[Items from a data source]
* * * * *
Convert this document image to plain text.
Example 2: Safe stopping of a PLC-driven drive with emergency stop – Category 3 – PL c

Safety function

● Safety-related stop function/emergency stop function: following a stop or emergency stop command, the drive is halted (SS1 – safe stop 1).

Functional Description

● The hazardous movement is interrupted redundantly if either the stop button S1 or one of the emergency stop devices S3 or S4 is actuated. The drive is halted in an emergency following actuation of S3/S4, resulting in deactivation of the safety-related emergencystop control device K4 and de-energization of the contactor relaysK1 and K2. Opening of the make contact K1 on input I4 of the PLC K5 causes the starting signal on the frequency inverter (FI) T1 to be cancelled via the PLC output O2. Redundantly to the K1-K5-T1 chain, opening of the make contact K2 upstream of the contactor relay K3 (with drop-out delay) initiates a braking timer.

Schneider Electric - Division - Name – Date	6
* * * * *
INSTRUCTION:
Repeat the listing above without any change.

OUTPUT OF THE TASK:
Convert this document image to plain text.
Example 2: Safe stopping of a PLC-driven drive with emergency stop – Category 3 – PL c

Safety function

● Safety-related stop function/emergency stop function: following a stop or emergency stop command, the drive is halted (SS1 – safe stop 1).

Functional Description

● The hazardous movement is interrupted redundantly if either the stop button S1 or one of the emergency stop devices S3 or S4 is actuated. The drive is halted in an emergency following actuation of S3/S4, resulting in deactivation of the safety-related emergencystop control device K4 and de-energization of the contactor relaysK1 and K2. Opening of the make contact K1 on input I4 of the PLC K5 causes the starting signal on the frequency inverter (FI) T1 to be cancelled via the PLC output O2. Redundantly to the K1-K5-T1 chain, opening of the make contact K2 upstream of the contactor relay K3 (with drop-out delay) initiates a braking timer.

Schneider Electric - Division - Name – Date	6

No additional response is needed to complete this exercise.